Data items ▸
►
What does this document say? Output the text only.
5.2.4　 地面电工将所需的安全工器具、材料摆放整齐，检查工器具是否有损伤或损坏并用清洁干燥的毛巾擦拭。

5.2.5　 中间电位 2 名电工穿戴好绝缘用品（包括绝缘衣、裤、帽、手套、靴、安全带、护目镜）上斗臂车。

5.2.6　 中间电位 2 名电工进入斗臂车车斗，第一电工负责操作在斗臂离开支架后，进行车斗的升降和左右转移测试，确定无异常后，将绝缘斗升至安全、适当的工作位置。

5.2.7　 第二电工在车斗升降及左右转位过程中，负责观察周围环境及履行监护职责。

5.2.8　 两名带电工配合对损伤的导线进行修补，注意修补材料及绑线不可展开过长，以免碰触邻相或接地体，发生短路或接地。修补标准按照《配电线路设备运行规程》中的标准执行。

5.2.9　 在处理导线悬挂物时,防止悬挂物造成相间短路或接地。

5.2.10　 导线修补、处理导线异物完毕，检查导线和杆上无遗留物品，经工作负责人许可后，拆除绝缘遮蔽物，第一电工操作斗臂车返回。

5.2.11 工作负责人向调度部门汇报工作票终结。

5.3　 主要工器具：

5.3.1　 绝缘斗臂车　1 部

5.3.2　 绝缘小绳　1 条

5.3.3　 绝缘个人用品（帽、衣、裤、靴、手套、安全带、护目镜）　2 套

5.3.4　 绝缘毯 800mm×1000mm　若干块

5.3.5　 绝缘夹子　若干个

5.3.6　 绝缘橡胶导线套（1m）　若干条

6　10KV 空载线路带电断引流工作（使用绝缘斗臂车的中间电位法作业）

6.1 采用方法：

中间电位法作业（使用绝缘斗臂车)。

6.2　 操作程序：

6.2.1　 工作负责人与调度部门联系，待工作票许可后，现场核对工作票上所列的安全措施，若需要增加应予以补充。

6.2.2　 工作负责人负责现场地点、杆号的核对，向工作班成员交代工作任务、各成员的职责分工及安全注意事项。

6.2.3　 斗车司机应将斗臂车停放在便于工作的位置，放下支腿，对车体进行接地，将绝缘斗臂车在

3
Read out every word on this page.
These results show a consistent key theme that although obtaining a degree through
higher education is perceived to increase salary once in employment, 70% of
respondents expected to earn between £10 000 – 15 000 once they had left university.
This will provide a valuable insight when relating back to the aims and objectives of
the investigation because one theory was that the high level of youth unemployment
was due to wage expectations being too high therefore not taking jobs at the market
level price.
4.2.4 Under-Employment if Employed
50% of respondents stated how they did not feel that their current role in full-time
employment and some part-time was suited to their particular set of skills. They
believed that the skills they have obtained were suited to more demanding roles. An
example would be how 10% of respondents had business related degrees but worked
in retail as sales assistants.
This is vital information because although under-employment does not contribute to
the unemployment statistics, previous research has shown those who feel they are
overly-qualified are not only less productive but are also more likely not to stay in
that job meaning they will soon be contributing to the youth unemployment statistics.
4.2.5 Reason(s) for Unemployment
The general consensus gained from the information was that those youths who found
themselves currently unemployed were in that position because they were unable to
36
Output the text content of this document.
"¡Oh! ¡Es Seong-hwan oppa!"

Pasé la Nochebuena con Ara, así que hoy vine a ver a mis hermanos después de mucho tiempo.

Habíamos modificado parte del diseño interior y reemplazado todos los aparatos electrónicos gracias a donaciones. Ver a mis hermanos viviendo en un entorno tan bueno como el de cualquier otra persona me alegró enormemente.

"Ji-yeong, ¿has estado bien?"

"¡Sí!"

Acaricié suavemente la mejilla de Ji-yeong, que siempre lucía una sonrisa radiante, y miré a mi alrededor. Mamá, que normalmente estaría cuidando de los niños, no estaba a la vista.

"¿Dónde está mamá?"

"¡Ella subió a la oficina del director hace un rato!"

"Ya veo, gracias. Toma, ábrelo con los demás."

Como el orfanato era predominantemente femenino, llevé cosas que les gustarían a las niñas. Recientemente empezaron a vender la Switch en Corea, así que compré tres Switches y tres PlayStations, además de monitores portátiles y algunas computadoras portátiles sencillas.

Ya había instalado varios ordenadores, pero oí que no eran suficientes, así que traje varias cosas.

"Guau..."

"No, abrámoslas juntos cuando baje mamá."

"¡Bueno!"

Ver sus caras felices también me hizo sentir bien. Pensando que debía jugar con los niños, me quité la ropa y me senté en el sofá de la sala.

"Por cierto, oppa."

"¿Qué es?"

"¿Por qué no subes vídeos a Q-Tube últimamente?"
◄
EXERCISE REQUIREMENTS ▸
Tally the lines of the data that contain the string "time" and report the total alone.

THE COMPLETED TASK ▸
2